### [EXERCISE INSTRUCTIONS]
In your copy, leave out the pictures and repeat the entries below exactly.

### [RECORDS FOR PROCESSING]

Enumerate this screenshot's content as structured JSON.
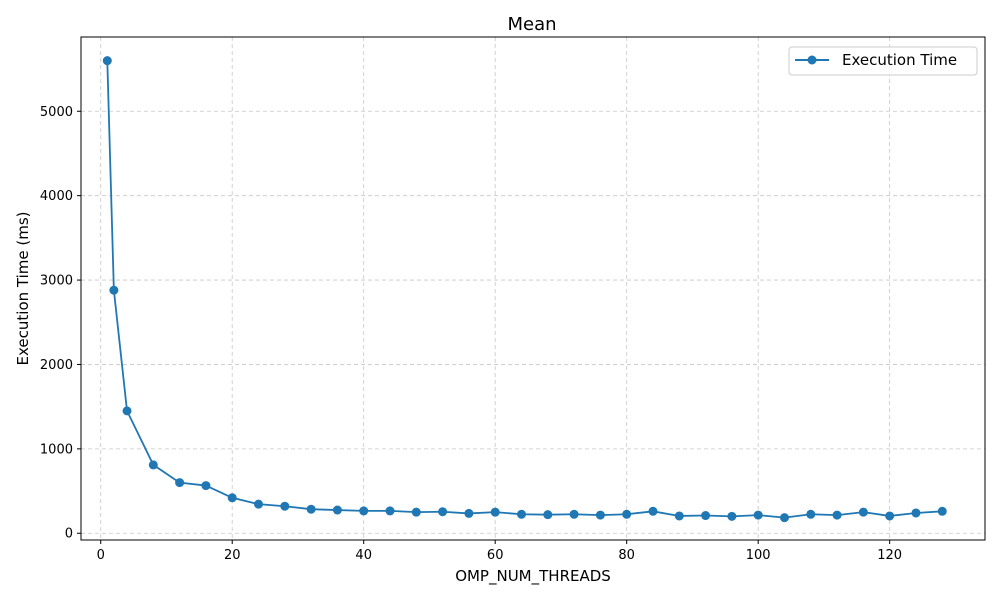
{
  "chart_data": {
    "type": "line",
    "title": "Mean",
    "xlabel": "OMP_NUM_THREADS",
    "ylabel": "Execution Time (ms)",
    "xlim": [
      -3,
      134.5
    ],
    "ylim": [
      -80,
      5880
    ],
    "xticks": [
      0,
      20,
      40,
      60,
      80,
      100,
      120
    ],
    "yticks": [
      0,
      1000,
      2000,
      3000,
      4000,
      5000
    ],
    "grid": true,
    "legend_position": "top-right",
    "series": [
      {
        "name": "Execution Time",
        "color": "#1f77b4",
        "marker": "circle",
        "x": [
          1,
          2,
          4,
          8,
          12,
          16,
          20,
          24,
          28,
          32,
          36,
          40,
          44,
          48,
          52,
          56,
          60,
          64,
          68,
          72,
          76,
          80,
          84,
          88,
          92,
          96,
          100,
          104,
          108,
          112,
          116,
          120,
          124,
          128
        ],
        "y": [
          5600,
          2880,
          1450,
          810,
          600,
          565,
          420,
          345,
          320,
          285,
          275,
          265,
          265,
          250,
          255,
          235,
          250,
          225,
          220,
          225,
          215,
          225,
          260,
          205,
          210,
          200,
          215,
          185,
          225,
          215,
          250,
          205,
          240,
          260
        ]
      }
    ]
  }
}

### [SOLVED EXERCISE]
Enumerate this screenshot's content as structured JSON.
{
  "chart_data": {
    "type": "line",
    "title": "Mean",
    "xlabel": "OMP_NUM_THREADS",
    "ylabel": "Execution Time (ms)",
    "xlim": [
      -3,
      134.5
    ],
    "ylim": [
      -80,
      5880
    ],
    "xticks": [
      0,
      20,
      40,
      60,
      80,
      100,
      120
    ],
    "yticks": [
      0,
      1000,
      2000,
      3000,
      4000,
      5000
    ],
    "grid": true,
    "legend_position": "top-right",
    "series": [
      {
        "name": "Execution Time",
        "color": "#1f77b4",
        "marker": "circle",
        "x": [
          1,
          2,
          4,
          8,
          12,
          16,
          20,
          24,
          28,
          32,
          36,
          40,
          44,
          48,
          52,
          56,
          60,
          64,
          68,
          72,
          76,
          80,
          84,
          88,
          92,
          96,
          100,
          104,
          108,
          112,
          116,
          120,
          124,
          128
        ],
        "y": [
          5600,
          2880,
          1450,
          810,
          600,
          565,
          420,
          345,
          320,
          285,
          275,
          265,
          265,
          250,
          255,
          235,
          250,
          225,
          220,
          225,
          215,
          225,
          260,
          205,
          210,
          200,
          215,
          185,
          225,
          215,
          250,
          205,
          240,
          260
        ]
      }
    ]
  }
}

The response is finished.